- Passage to read
Noleen Lennon

Personal information
- Full name: Noleen Armstrong (Née: Lennon)
- Born: 22 March 1984 (age 42) Bangor, County Down Northern Ireland
- Height: 6 ft 2 in (1.88 m)
- Relative: Ciara Mageean
- University: Ulster University

Netball career
- Playing positions: GK, GS
- Years: Club team / Apps
- 199x–20xx: Belfast Ladies
- 2005–2006: → Team Northumbria
- 2014: → Team Northumbria
- Years: National team / Caps
- 20xx–2019: Northern Ireland

= Noleen Lennon =

Northern Ireland netball player

Noleen Lennon (born 22 March 1984), also known as Noleen Armstrong, is a former Northern Ireland netball international. She represented Northern Ireland at the 2003, 2011 and 2019 Netball World Cups and at the 2014 and 2018 Commonwealth Games. She was also a member of the Northern Ireland teams that were silver medallists at the 2012 and 2017 Netball Europe Open Championships. She captained Northern Ireland when they won the 2009 Nations Cup and then again at the 2011 World Netball Championships.

==Early life, family and education==
Lennon is from Portaferry, County Down.
She is a relative of Ciara Mageean, a track and field athlete who also represented Northern Ireland at the 2018 Commonwealth Games.
While attending Ulster University, Lennon served as president of the university's sports union.

==Playing career==
===Clubs===
====Belfast Ladies====
Lennon plays for Belfast Ladies in the Northern Ireland Premier League.

====Team Northumbria====
Lennon has played for Team Northumbria in the Netball Superleague. She initially played for Team Northumbria during the 2005–06 season. As part of their preparations for the 2014 Commonwealth Games, the Northern Ireland national netball team formed a partnership with Team Northumbria. This saw Lennon and six other Northern Ireland internationals – Oonagh McCullough, Fionnuala Toner, Caroline O'Hanlon, Gemma Gibney, Michelle Drayne and Niamh Cooper – play for Team Northumbria during the 2014 season.

- Set of tasks
**1)** In the Noleen Lennon article, what role did Lennon hold while attending Ulster University?
**2)** Write the next part of the Noleen Lennon article, picking up after its final sentence.

- Data section
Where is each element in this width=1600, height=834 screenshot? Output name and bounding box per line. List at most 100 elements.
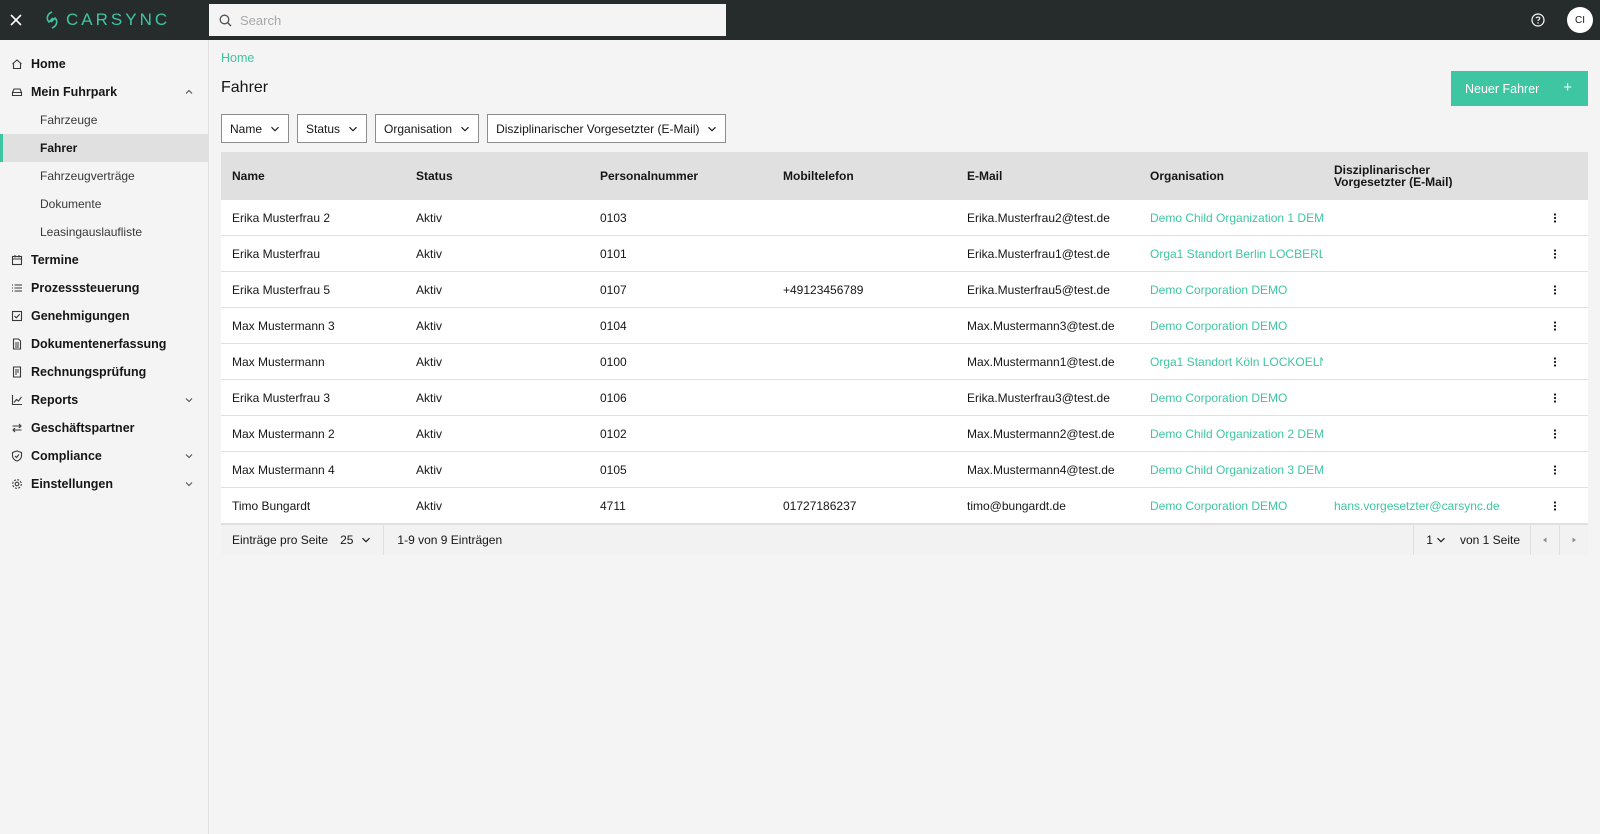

- Task-by-task results
**1)** She served as president of the university's sports union.

**2)**
===Northern Ireland===
Lennon represented Northern Ireland at the 2003, 2011 and 2019 Netball World Cups and at the 2014 and 2018 Commonwealth Games. She was also a member of the Northern Ireland teams that were silver medallists at the 2012 and 2017 Netball Europe Open Championships. She captained Northern Ireland when they won the 2009 Netball Singapore Nations Cup and then again at the 2011 World Netball Championships. Lennon initially retired after the 2018 Commonwealth Games but was recalled for the 2019 Netball World Cup as an injury replacement for Lisa Bowman who missed out due to serious ankle injury. In January 2018 she had helped Northern Ireland secure their place in the 2019 Netball World Cup with a player of the match performance against Wales during qualification tournament.

| Tournaments | Place |
|---|---|
| 2003 World Netball Championships | 19th |
| 2007 Netball Singapore Nations Cup | 3rd place, bronze medalist(s) |
| 2009 Netball Singapore Nations Cup | 1st place, gold medalist(s) |
| 2011 World Netball Championships | 8th |
| 2012 Netball Europe Open Championships | 2nd place, silver medalist(s) |
| 2014 Netball Europe Open Championships | 3rd |
| 2014 Commonwealth Games | 7th |
| 2017 Netball Europe Open Championships | 2nd |
| 2019 Netball World Cup Regional Qualifier – Europe | 2nd |
| 2018 Commonwealth Games | 8th |
| 2019 Netball World Cup | 10th |

==Other sports==
Lennon has also played both basketball and ladies' Gaelic football at club level. Together with Fionnuala Toner, she was a member of the Ulster Rockets team that won Basketball Ireland's Women's National Cup in January 2011. She also played gaelic football for the Antrim GAA club, Glenavy.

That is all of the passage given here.